TASK STATEMENT
In the entries below, find each line with the word "structured" and return it.

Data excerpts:
*** Block opens ***

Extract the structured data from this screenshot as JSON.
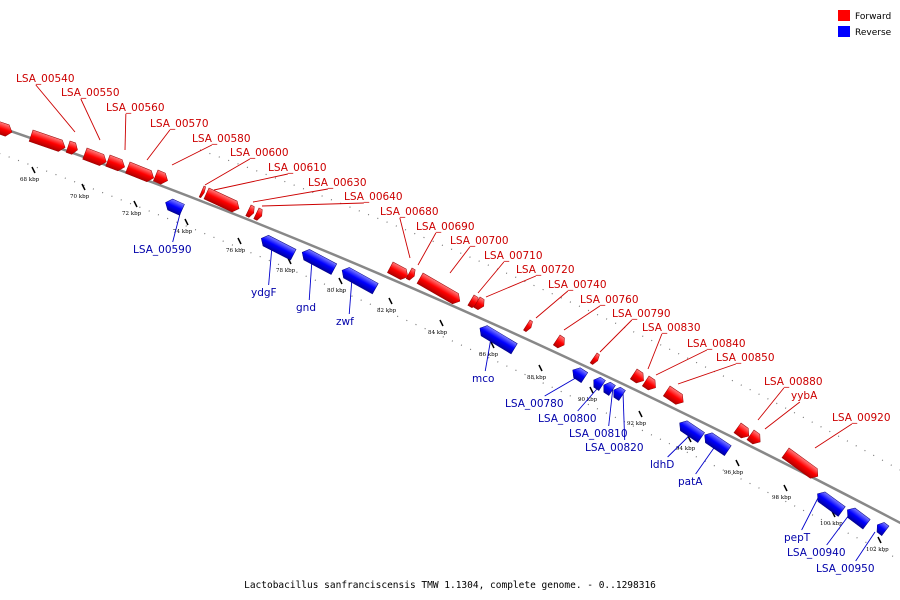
{
  "caption": "Lactobacillus sanfranciscensis TMW 1.1304, complete genome. - 0..1298316",
  "legend": [
    {
      "label": "Forward",
      "color": "#ff0000"
    },
    {
      "label": "Reverse",
      "color": "#0000ff"
    }
  ],
  "colors": {
    "forward": "#ff0000",
    "reverse": "#0000ff",
    "forward_label": "#cc0000",
    "reverse_label": "#0000aa",
    "backbone": "#888888"
  },
  "ticks": [
    "68 kbp",
    "70 kbp",
    "72 kbp",
    "74 kbp",
    "76 kbp",
    "78 kbp",
    "80 kbp",
    "82 kbp",
    "84 kbp",
    "86 kbp",
    "88 kbp",
    "90 kbp",
    "92 kbp",
    "94 kbp",
    "96 kbp",
    "98 kbp",
    "100 kbp",
    "102 kbp"
  ],
  "forward_genes": [
    "LSA_00540",
    "LSA_00550",
    "LSA_00560",
    "LSA_00570",
    "LSA_00580",
    "LSA_00600",
    "LSA_00610",
    "LSA_00630",
    "LSA_00640",
    "LSA_00680",
    "LSA_00690",
    "LSA_00700",
    "LSA_00710",
    "LSA_00720",
    "LSA_00740",
    "LSA_00760",
    "LSA_00790",
    "LSA_00830",
    "LSA_00840",
    "LSA_00850",
    "LSA_00880",
    "yybA",
    "LSA_00920"
  ],
  "reverse_genes": [
    "LSA_00590",
    "ydgF",
    "gnd",
    "zwf",
    "mco",
    "LSA_00780",
    "LSA_00800",
    "LSA_00810",
    "LSA_00820",
    "ldhD",
    "patA",
    "pepT",
    "LSA_00940",
    "LSA_00950"
  ]
}
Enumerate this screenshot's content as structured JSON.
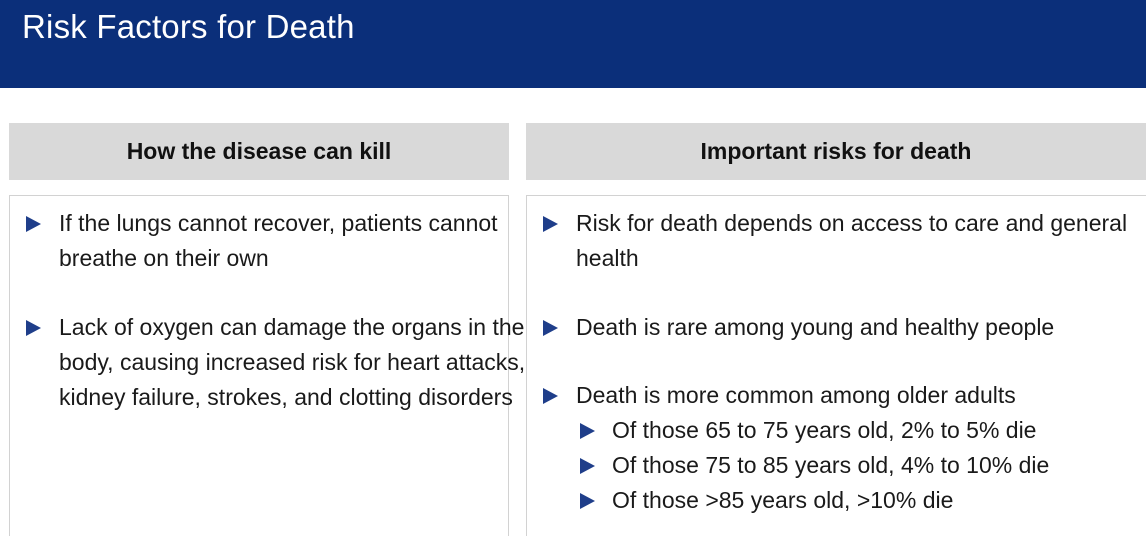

*** Block closes ***

RESULT FOR THIS TASK
Extract the structured data from this screenshot as JSON.
Enumerate this screenshot's content as structured JSON.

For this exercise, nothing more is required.